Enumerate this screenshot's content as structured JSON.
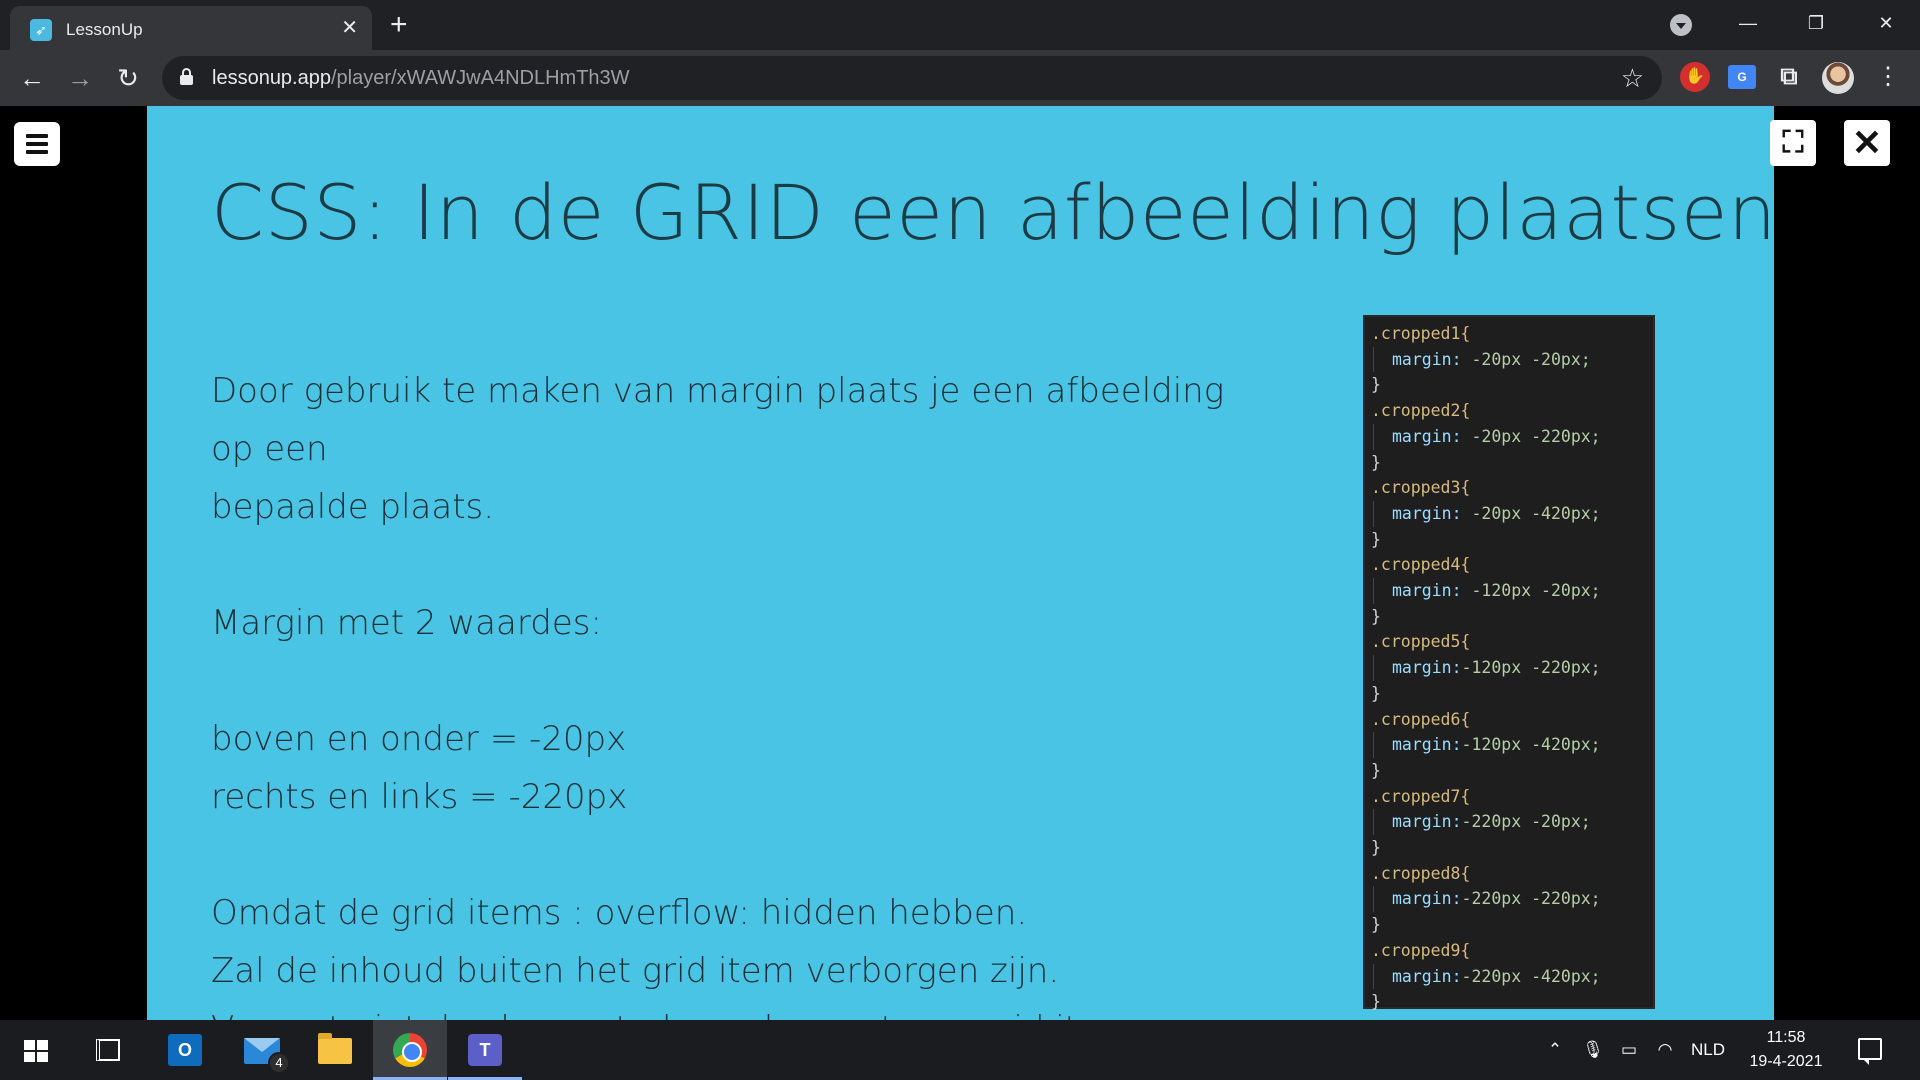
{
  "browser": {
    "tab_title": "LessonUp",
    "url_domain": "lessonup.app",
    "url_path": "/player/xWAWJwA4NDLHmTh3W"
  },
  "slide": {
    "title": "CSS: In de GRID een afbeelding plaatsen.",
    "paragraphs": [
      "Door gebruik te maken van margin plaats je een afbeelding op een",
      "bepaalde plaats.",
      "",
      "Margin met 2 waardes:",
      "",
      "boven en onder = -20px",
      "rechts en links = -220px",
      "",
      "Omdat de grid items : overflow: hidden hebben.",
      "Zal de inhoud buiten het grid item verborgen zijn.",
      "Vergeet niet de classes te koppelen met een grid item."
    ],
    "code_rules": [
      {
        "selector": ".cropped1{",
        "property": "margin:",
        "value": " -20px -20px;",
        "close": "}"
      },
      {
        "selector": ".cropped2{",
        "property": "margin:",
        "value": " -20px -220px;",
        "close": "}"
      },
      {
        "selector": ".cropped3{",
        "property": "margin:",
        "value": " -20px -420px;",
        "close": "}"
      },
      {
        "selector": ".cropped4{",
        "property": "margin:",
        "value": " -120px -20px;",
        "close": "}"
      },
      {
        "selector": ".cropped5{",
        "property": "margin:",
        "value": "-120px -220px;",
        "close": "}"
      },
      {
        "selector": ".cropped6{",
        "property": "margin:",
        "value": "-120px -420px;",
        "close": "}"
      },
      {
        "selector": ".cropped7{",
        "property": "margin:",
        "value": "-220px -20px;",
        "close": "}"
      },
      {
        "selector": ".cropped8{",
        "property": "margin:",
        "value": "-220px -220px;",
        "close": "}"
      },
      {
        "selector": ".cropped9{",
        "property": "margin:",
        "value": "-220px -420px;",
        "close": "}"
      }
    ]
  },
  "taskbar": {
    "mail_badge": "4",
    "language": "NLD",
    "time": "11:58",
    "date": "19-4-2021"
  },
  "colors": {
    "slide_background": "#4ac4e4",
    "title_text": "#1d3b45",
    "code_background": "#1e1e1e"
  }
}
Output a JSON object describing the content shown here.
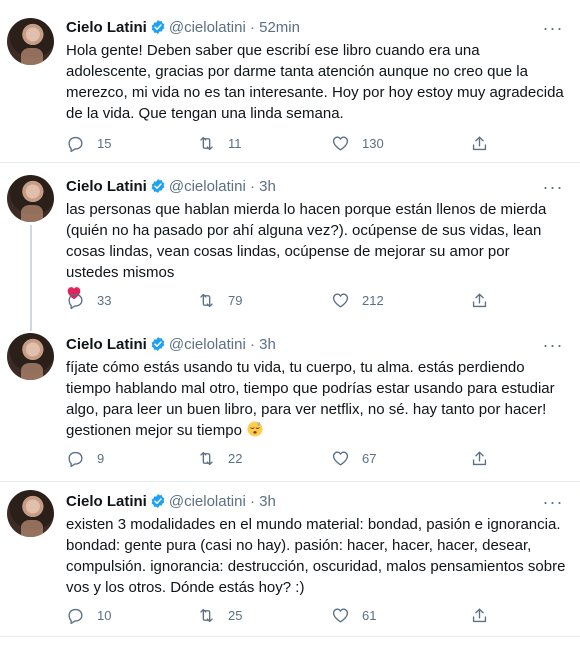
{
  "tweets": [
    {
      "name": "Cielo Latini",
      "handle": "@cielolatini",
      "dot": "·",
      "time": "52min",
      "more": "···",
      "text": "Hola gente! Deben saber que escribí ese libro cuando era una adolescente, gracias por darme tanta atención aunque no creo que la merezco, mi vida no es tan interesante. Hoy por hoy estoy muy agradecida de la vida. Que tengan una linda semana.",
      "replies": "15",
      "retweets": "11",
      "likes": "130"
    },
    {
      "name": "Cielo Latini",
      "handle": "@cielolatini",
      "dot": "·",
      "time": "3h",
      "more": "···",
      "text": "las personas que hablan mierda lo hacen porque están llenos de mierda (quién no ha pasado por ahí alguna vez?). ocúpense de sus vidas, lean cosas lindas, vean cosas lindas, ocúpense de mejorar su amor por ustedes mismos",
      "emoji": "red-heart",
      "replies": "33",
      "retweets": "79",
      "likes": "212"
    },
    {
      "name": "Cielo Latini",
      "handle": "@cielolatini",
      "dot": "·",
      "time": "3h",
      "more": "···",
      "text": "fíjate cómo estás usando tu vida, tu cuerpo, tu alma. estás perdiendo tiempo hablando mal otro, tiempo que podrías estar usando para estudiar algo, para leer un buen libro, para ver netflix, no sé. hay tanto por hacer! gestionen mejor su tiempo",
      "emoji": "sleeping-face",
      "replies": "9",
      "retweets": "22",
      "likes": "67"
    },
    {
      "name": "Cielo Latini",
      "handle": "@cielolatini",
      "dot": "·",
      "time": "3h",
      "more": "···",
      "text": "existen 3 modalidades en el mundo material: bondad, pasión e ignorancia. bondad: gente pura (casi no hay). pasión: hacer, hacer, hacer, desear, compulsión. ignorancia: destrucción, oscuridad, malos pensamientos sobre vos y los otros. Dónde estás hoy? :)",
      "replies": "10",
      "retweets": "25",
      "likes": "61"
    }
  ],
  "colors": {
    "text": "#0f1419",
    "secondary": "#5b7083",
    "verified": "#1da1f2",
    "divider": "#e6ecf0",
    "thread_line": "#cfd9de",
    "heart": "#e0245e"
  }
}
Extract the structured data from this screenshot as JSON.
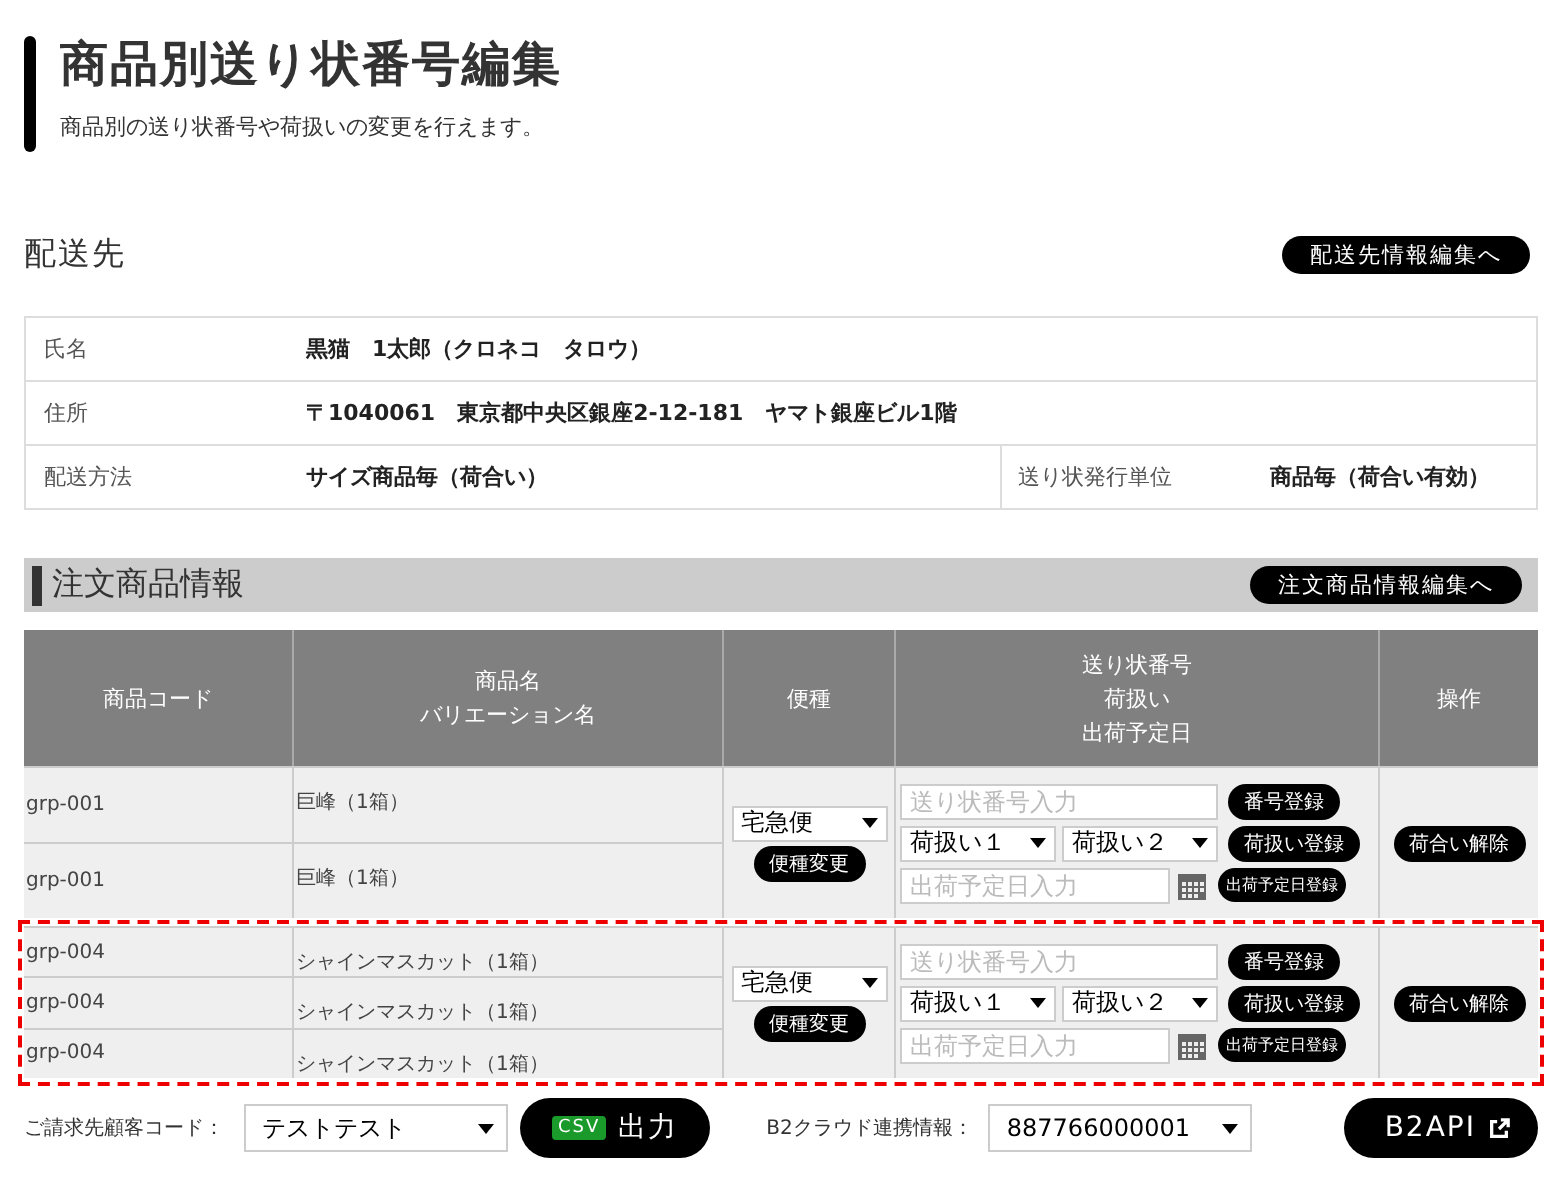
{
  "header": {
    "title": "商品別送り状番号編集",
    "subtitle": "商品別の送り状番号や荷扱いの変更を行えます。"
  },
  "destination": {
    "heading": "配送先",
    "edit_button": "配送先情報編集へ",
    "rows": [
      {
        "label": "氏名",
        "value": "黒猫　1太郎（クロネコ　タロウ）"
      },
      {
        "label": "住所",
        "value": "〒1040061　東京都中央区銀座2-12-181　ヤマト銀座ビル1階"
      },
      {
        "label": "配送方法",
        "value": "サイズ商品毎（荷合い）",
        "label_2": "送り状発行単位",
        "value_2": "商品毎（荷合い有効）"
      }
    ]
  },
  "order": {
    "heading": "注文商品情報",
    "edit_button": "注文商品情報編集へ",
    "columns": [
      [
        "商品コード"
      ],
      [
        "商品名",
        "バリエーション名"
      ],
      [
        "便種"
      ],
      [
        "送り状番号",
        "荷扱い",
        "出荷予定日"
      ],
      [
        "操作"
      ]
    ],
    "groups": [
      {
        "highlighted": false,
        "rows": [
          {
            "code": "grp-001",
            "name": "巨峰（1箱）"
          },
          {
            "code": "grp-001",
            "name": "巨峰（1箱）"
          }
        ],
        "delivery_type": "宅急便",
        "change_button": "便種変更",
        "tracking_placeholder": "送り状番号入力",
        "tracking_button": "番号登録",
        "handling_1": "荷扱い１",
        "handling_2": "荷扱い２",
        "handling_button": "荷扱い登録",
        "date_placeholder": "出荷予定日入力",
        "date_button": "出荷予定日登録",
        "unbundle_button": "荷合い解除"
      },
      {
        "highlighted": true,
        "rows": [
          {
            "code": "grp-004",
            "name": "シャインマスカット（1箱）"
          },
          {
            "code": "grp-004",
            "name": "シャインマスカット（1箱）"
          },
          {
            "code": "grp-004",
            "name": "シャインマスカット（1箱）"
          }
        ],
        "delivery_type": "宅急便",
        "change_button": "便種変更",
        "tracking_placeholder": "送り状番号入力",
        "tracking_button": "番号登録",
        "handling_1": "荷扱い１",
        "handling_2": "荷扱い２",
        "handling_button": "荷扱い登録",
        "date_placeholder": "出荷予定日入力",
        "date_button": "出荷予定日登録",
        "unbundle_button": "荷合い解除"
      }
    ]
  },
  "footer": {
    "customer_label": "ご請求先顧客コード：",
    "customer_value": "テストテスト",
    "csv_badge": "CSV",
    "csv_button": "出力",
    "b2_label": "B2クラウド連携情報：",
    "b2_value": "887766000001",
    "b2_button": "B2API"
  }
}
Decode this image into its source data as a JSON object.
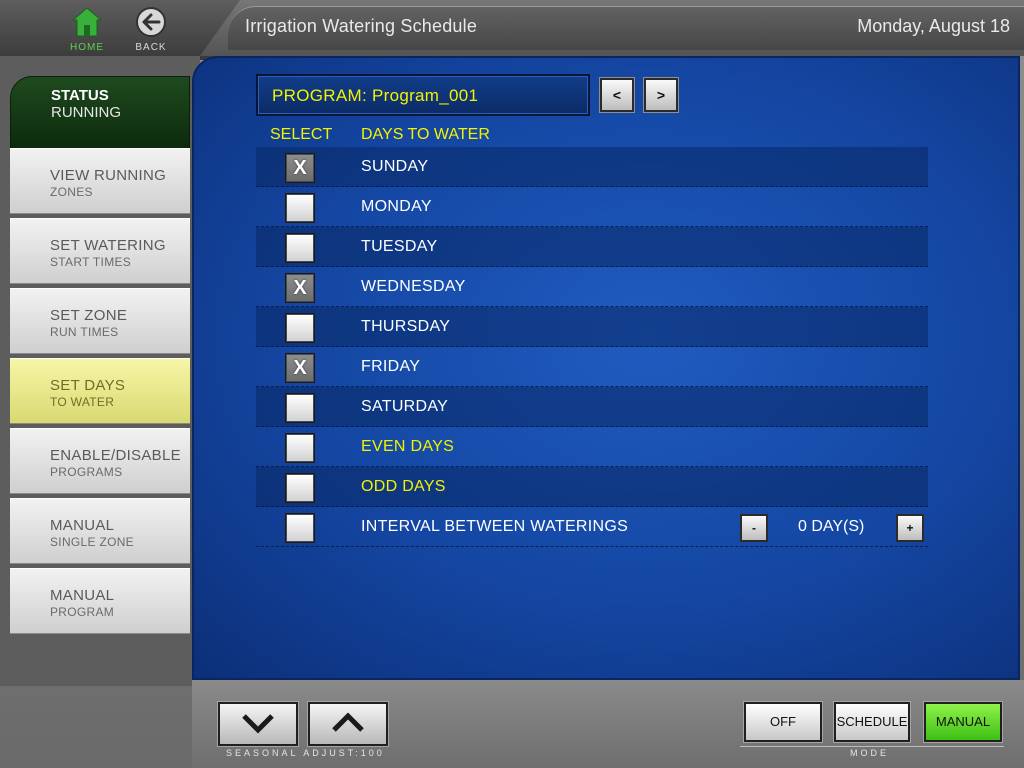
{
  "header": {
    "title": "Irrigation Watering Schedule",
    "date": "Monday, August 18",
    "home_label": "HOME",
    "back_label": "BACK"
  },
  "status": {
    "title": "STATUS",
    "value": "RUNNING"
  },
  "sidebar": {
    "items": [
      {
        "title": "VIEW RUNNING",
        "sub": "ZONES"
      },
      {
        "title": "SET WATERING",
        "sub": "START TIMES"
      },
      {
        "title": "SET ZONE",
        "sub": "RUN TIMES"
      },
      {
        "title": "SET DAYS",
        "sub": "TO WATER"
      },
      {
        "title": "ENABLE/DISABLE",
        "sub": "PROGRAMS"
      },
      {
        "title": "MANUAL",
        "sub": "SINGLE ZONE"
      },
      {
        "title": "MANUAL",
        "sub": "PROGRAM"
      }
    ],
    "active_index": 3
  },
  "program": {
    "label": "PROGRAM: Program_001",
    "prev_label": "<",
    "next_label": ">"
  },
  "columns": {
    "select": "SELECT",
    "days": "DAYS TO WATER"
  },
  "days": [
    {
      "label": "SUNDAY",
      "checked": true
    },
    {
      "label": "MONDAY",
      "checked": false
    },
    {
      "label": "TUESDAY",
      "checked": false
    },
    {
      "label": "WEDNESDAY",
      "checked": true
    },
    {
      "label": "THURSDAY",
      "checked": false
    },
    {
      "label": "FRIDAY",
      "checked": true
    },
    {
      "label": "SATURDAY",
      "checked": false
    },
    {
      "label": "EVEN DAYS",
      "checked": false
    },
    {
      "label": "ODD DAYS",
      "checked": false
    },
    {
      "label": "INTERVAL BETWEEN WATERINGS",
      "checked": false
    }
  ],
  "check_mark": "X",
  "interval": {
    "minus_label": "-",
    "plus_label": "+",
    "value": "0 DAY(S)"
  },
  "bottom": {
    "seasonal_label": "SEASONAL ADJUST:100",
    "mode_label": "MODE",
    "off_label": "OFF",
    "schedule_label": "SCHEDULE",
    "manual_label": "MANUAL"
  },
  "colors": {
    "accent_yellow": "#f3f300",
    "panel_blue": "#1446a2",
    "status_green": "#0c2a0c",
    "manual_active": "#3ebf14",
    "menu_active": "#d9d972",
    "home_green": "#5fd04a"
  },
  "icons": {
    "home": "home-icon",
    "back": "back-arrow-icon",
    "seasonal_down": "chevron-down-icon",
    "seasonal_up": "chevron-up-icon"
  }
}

## Exercise instructions
Count the lines of the material that include the word "data", then report only the total.

## Output below
2